=== MATERIAL PROVIDED ===
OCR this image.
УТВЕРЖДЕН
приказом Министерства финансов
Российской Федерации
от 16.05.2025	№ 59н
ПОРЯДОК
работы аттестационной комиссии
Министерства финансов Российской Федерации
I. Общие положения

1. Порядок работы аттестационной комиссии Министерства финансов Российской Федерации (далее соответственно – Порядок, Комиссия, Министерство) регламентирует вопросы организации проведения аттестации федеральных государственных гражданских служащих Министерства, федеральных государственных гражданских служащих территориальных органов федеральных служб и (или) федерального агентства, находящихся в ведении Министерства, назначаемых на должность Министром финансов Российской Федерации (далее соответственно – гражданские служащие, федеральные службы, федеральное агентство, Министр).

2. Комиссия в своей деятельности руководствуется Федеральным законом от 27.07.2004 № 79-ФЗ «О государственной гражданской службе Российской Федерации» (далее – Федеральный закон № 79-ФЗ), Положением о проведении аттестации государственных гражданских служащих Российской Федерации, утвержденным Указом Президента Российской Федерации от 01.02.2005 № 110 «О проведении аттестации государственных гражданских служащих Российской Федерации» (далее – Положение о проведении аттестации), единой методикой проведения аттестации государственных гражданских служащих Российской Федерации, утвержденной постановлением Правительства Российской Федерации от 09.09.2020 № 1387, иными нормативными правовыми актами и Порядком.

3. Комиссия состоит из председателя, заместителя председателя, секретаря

=== AIM ===
Return the entries above exactly as they appear.

=== FULL ANSWER ===
OCR this image.
УТВЕРЖДЕН
приказом Министерства финансов
Российской Федерации
от 16.05.2025	№ 59н
ПОРЯДОК
работы аттестационной комиссии
Министерства финансов Российской Федерации
I. Общие положения

1. Порядок работы аттестационной комиссии Министерства финансов Российской Федерации (далее соответственно – Порядок, Комиссия, Министерство) регламентирует вопросы организации проведения аттестации федеральных государственных гражданских служащих Министерства, федеральных государственных гражданских служащих территориальных органов федеральных служб и (или) федерального агентства, находящихся в ведении Министерства, назначаемых на должность Министром финансов Российской Федерации (далее соответственно – гражданские служащие, федеральные службы, федеральное агентство, Министр).

2. Комиссия в своей деятельности руководствуется Федеральным законом от 27.07.2004 № 79-ФЗ «О государственной гражданской службе Российской Федерации» (далее – Федеральный закон № 79-ФЗ), Положением о проведении аттестации государственных гражданских служащих Российской Федерации, утвержденным Указом Президента Российской Федерации от 01.02.2005 № 110 «О проведении аттестации государственных гражданских служащих Российской Федерации» (далее – Положение о проведении аттестации), единой методикой проведения аттестации государственных гражданских служащих Российской Федерации, утвержденной постановлением Правительства Российской Федерации от 09.09.2020 № 1387, иными нормативными правовыми актами и Порядком.

3. Комиссия состоит из председателя, заместителя председателя, секретаря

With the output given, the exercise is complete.